Gather up every line from the entries below that uses the word "soldering".

━━━ RECORD SET ━━━

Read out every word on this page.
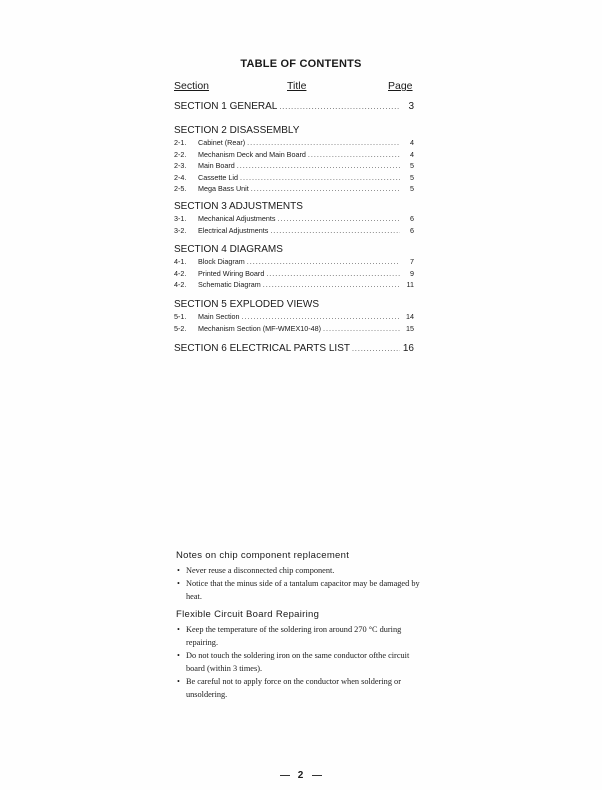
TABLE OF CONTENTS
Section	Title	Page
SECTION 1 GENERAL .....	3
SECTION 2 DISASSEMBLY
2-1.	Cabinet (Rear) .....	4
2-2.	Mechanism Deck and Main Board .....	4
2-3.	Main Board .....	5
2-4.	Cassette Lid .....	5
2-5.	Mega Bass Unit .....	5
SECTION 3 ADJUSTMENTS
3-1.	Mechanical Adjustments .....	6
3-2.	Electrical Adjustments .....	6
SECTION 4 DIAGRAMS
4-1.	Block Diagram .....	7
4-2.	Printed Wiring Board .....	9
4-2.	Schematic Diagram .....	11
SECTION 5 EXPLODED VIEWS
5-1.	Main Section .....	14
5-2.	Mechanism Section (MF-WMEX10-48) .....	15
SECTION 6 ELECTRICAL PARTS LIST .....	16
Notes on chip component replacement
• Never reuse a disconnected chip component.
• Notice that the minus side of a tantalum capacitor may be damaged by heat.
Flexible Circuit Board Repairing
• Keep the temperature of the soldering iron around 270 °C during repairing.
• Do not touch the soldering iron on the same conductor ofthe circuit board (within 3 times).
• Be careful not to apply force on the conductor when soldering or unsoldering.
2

━━━
━━━ RECORD SET ━━━

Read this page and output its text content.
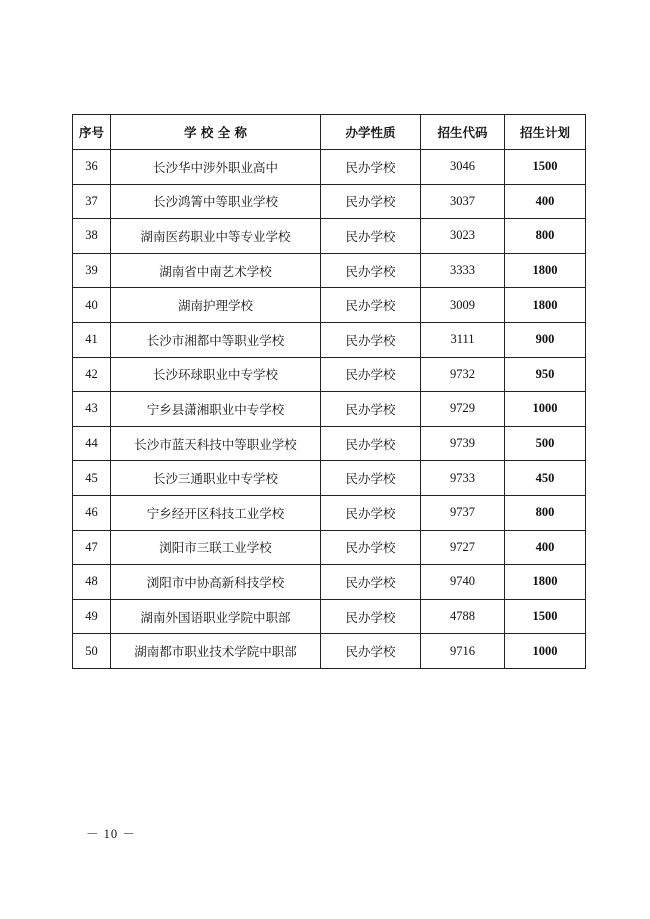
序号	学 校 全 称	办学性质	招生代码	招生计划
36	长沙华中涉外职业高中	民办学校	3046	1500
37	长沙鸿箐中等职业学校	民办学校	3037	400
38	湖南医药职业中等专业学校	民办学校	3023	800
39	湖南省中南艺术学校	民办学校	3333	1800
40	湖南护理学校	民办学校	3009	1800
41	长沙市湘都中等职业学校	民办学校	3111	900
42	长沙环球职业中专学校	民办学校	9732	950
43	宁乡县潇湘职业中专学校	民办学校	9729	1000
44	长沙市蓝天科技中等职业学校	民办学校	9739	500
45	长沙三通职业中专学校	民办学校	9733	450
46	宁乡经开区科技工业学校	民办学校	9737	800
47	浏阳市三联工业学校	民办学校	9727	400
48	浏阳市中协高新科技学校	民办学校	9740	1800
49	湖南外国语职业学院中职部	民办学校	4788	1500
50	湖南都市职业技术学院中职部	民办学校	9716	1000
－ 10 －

━━━

» SOLUTION TO THE PROBLEM:
• Keep the temperature of the soldering iron around 270 °C during repairing.
• Do not touch the soldering iron on the same conductor ofthe circuit board (within 3 times).
• Be careful not to apply force on the conductor when soldering or unsoldering.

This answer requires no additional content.